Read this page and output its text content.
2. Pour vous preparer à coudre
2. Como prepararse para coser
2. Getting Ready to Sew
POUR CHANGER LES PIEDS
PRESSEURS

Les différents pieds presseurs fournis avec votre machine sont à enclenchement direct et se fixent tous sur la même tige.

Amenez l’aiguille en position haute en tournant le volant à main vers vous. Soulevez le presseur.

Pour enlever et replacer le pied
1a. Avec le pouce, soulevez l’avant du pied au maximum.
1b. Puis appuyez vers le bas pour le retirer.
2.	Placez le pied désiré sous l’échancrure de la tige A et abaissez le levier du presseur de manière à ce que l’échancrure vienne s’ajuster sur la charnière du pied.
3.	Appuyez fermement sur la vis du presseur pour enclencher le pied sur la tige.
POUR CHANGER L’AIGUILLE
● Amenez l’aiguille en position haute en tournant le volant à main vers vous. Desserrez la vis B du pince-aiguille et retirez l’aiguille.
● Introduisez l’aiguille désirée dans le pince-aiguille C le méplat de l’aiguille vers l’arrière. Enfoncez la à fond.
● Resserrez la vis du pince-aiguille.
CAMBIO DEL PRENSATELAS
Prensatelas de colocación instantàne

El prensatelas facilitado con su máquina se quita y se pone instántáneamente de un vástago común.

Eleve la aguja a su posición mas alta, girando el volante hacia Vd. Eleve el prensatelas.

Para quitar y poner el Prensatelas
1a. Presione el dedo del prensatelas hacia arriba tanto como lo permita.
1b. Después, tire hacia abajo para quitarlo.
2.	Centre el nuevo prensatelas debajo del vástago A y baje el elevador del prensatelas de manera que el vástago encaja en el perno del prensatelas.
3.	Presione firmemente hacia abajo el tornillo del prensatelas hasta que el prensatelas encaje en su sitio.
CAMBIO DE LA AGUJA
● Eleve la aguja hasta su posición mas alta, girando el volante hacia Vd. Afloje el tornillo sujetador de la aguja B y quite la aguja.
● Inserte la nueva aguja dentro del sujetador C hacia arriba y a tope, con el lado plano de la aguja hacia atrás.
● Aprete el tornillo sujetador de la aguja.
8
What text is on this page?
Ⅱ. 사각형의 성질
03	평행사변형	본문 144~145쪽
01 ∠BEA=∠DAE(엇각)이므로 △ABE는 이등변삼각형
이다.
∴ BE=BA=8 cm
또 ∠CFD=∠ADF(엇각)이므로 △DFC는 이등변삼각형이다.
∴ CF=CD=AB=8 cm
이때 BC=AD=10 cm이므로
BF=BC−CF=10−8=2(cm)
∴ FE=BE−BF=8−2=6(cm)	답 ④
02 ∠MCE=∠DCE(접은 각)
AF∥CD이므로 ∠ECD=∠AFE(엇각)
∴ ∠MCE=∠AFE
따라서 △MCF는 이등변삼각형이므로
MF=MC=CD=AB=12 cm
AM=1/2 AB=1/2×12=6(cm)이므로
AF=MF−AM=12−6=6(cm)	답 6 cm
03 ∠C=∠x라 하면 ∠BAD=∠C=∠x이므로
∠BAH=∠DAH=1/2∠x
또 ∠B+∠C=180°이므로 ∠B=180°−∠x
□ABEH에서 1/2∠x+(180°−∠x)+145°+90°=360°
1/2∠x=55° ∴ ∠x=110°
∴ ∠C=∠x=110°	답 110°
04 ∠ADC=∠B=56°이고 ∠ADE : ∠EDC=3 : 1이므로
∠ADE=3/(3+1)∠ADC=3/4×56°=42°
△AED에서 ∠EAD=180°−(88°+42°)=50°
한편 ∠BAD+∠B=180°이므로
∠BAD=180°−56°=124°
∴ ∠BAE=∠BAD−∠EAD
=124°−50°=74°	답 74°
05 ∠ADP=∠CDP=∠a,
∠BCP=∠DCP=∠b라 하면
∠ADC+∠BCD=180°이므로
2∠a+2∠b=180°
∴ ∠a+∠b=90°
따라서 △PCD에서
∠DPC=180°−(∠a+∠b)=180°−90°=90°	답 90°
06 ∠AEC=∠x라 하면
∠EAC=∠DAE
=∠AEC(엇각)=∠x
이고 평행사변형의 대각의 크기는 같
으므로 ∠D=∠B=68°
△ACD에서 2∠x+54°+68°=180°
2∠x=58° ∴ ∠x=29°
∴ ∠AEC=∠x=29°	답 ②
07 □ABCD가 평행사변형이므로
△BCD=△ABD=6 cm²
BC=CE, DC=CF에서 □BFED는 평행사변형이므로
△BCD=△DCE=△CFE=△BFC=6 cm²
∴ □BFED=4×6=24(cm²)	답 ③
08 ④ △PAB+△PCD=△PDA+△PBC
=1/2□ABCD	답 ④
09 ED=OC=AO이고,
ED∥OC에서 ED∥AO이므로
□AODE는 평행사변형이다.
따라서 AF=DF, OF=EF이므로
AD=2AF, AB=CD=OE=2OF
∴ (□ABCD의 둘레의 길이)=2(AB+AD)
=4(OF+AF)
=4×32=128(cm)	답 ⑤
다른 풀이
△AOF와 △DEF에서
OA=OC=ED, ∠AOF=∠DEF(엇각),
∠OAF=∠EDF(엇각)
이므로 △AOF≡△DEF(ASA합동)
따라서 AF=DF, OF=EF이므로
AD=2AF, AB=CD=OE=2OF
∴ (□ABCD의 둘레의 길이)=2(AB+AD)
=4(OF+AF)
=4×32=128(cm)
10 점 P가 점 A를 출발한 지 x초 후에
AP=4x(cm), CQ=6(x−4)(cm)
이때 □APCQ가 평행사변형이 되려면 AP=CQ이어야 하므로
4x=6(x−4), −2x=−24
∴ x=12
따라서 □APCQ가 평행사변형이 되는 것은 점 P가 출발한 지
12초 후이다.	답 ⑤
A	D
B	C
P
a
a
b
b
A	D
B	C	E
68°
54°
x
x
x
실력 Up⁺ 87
****************
_Problem to work on_: Output the records exactly, including every line.

_Finished exercise_:
Read this page and output its text content.
2. Pour vous preparer à coudre
2. Como prepararse para coser
2. Getting Ready to Sew
POUR CHANGER LES PIEDS
PRESSEURS

Les différents pieds presseurs fournis avec votre machine sont à enclenchement direct et se fixent tous sur la même tige.

Amenez l’aiguille en position haute en tournant le volant à main vers vous. Soulevez le presseur.

Pour enlever et replacer le pied
1a. Avec le pouce, soulevez l’avant du pied au maximum.
1b. Puis appuyez vers le bas pour le retirer.
2.	Placez le pied désiré sous l’échancrure de la tige A et abaissez le levier du presseur de manière à ce que l’échancrure vienne s’ajuster sur la charnière du pied.
3.	Appuyez fermement sur la vis du presseur pour enclencher le pied sur la tige.
POUR CHANGER L’AIGUILLE
● Amenez l’aiguille en position haute en tournant le volant à main vers vous. Desserrez la vis B du pince-aiguille et retirez l’aiguille.
● Introduisez l’aiguille désirée dans le pince-aiguille C le méplat de l’aiguille vers l’arrière. Enfoncez la à fond.
● Resserrez la vis du pince-aiguille.
CAMBIO DEL PRENSATELAS
Prensatelas de colocación instantàne

El prensatelas facilitado con su máquina se quita y se pone instántáneamente de un vástago común.

Eleve la aguja a su posición mas alta, girando el volante hacia Vd. Eleve el prensatelas.

Para quitar y poner el Prensatelas
1a. Presione el dedo del prensatelas hacia arriba tanto como lo permita.
1b. Después, tire hacia abajo para quitarlo.
2.	Centre el nuevo prensatelas debajo del vástago A y baje el elevador del prensatelas de manera que el vástago encaja en el perno del prensatelas.
3.	Presione firmemente hacia abajo el tornillo del prensatelas hasta que el prensatelas encaje en su sitio.
CAMBIO DE LA AGUJA
● Eleve la aguja hasta su posición mas alta, girando el volante hacia Vd. Afloje el tornillo sujetador de la aguja B y quite la aguja.
● Inserte la nueva aguja dentro del sujetador C hacia arriba y a tope, con el lado plano de la aguja hacia atrás.
● Aprete el tornillo sujetador de la aguja.
8
What text is on this page?
Ⅱ. 사각형의 성질
03	평행사변형	본문 144~145쪽
01 ∠BEA=∠DAE(엇각)이므로 △ABE는 이등변삼각형
이다.
∴ BE=BA=8 cm
또 ∠CFD=∠ADF(엇각)이므로 △DFC는 이등변삼각형이다.
∴ CF=CD=AB=8 cm
이때 BC=AD=10 cm이므로
BF=BC−CF=10−8=2(cm)
∴ FE=BE−BF=8−2=6(cm)	답 ④
02 ∠MCE=∠DCE(접은 각)
AF∥CD이므로 ∠ECD=∠AFE(엇각)
∴ ∠MCE=∠AFE
따라서 △MCF는 이등변삼각형이므로
MF=MC=CD=AB=12 cm
AM=1/2 AB=1/2×12=6(cm)이므로
AF=MF−AM=12−6=6(cm)	답 6 cm
03 ∠C=∠x라 하면 ∠BAD=∠C=∠x이므로
∠BAH=∠DAH=1/2∠x
또 ∠B+∠C=180°이므로 ∠B=180°−∠x
□ABEH에서 1/2∠x+(180°−∠x)+145°+90°=360°
1/2∠x=55° ∴ ∠x=110°
∴ ∠C=∠x=110°	답 110°
04 ∠ADC=∠B=56°이고 ∠ADE : ∠EDC=3 : 1이므로
∠ADE=3/(3+1)∠ADC=3/4×56°=42°
△AED에서 ∠EAD=180°−(88°+42°)=50°
한편 ∠BAD+∠B=180°이므로
∠BAD=180°−56°=124°
∴ ∠BAE=∠BAD−∠EAD
=124°−50°=74°	답 74°
05 ∠ADP=∠CDP=∠a,
∠BCP=∠DCP=∠b라 하면
∠ADC+∠BCD=180°이므로
2∠a+2∠b=180°
∴ ∠a+∠b=90°
따라서 △PCD에서
∠DPC=180°−(∠a+∠b)=180°−90°=90°	답 90°
06 ∠AEC=∠x라 하면
∠EAC=∠DAE
=∠AEC(엇각)=∠x
이고 평행사변형의 대각의 크기는 같
으므로 ∠D=∠B=68°
△ACD에서 2∠x+54°+68°=180°
2∠x=58° ∴ ∠x=29°
∴ ∠AEC=∠x=29°	답 ②
07 □ABCD가 평행사변형이므로
△BCD=△ABD=6 cm²
BC=CE, DC=CF에서 □BFED는 평행사변형이므로
△BCD=△DCE=△CFE=△BFC=6 cm²
∴ □BFED=4×6=24(cm²)	답 ③
08 ④ △PAB+△PCD=△PDA+△PBC
=1/2□ABCD	답 ④
09 ED=OC=AO이고,
ED∥OC에서 ED∥AO이므로
□AODE는 평행사변형이다.
따라서 AF=DF, OF=EF이므로
AD=2AF, AB=CD=OE=2OF
∴ (□ABCD의 둘레의 길이)=2(AB+AD)
=4(OF+AF)
=4×32=128(cm)	답 ⑤
다른 풀이
△AOF와 △DEF에서
OA=OC=ED, ∠AOF=∠DEF(엇각),
∠OAF=∠EDF(엇각)
이므로 △AOF≡△DEF(ASA합동)
따라서 AF=DF, OF=EF이므로
AD=2AF, AB=CD=OE=2OF
∴ (□ABCD의 둘레의 길이)=2(AB+AD)
=4(OF+AF)
=4×32=128(cm)
10 점 P가 점 A를 출발한 지 x초 후에
AP=4x(cm), CQ=6(x−4)(cm)
이때 □APCQ가 평행사변형이 되려면 AP=CQ이어야 하므로
4x=6(x−4), −2x=−24
∴ x=12
따라서 □APCQ가 평행사변형이 되는 것은 점 P가 출발한 지
12초 후이다.	답 ⑤
A	D
B	C
P
a
a
b
b
A	D
B	C	E
68°
54°
x
x
x
실력 Up⁺ 87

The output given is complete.